- [Records]:
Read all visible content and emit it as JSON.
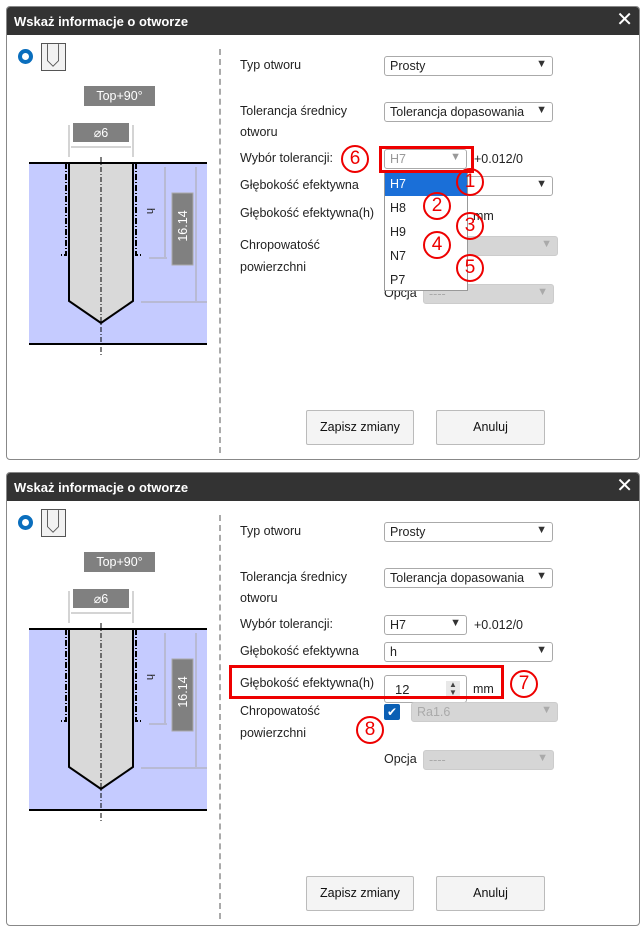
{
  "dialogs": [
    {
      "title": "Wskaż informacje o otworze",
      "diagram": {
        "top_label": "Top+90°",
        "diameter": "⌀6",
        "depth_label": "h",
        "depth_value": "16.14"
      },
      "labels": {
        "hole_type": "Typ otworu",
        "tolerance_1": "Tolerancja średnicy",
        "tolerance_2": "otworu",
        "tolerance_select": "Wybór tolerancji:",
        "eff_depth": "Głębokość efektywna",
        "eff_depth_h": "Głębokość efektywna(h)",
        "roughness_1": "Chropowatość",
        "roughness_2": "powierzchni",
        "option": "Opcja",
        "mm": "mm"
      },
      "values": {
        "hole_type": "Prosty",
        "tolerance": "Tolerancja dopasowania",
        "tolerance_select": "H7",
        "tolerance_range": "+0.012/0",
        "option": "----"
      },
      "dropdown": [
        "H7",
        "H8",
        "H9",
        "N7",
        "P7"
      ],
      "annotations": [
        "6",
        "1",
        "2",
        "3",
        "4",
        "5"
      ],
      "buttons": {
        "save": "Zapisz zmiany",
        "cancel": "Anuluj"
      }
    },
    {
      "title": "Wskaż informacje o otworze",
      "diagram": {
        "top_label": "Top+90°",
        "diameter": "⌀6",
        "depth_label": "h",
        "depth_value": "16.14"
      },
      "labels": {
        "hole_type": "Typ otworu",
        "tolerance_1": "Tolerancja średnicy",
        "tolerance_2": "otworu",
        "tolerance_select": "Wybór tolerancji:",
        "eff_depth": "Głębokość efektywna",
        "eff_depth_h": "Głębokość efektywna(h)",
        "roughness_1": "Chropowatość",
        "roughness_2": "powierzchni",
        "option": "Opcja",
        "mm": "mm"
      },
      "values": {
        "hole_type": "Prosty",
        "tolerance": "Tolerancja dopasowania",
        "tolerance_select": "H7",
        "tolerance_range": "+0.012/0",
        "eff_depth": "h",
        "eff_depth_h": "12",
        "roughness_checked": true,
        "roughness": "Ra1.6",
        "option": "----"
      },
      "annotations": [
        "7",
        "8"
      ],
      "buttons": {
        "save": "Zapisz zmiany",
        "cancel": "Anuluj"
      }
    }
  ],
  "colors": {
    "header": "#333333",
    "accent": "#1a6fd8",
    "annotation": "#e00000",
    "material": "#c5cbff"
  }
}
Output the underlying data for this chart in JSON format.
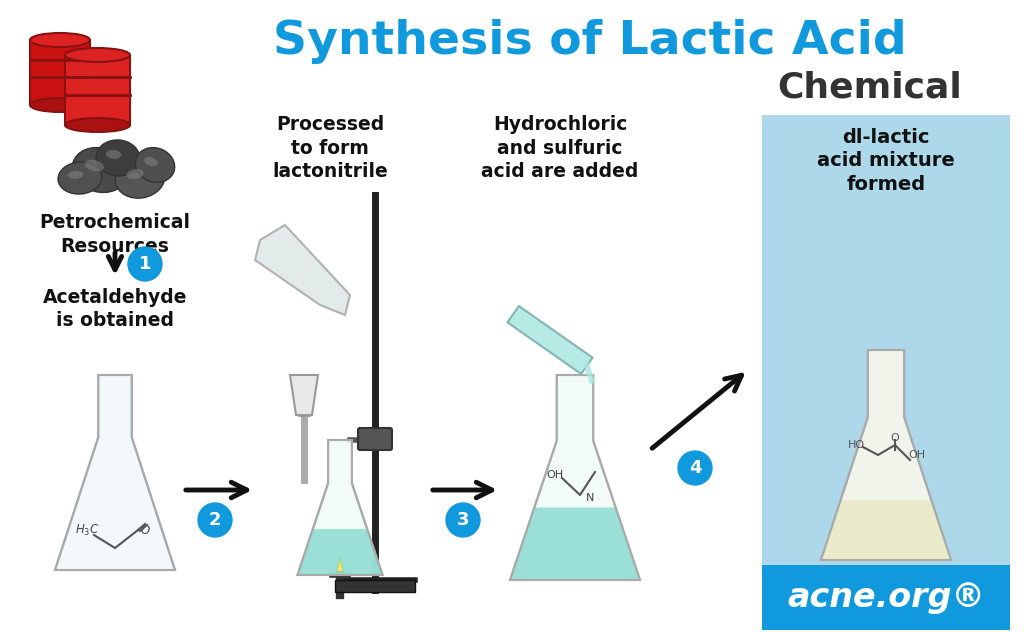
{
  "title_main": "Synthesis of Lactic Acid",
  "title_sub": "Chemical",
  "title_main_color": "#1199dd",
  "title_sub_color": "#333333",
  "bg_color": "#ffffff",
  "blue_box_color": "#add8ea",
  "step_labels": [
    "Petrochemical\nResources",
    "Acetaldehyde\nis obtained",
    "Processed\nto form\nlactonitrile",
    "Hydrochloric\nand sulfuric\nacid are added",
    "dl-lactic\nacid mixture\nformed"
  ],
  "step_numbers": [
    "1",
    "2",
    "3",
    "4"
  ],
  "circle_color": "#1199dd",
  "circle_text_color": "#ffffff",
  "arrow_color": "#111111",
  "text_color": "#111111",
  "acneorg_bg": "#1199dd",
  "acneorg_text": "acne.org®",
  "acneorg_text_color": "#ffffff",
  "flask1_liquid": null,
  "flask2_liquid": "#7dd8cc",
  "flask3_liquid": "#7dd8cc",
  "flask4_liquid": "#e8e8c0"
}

- [Exercise instructions]: Output an exact copy of the lines from the one with "Output the underlying" through the closing line of the records, inclusive, without any images.

- [Task result]:
Output the underlying data for this chart in JSON format.
{
  "title_main": "Synthesis of Lactic Acid",
  "title_sub": "Chemical",
  "title_main_color": "#1199dd",
  "title_sub_color": "#333333",
  "bg_color": "#ffffff",
  "blue_box_color": "#add8ea",
  "step_labels": [
    "Petrochemical\nResources",
    "Acetaldehyde\nis obtained",
    "Processed\nto form\nlactonitrile",
    "Hydrochloric\nand sulfuric\nacid are added",
    "dl-lactic\nacid mixture\nformed"
  ],
  "step_numbers": [
    "1",
    "2",
    "3",
    "4"
  ],
  "circle_color": "#1199dd",
  "circle_text_color": "#ffffff",
  "arrow_color": "#111111",
  "text_color": "#111111",
  "acneorg_bg": "#1199dd",
  "acneorg_text": "acne.org®",
  "acneorg_text_color": "#ffffff",
  "flask1_liquid": null,
  "flask2_liquid": "#7dd8cc",
  "flask3_liquid": "#7dd8cc",
  "flask4_liquid": "#e8e8c0"
}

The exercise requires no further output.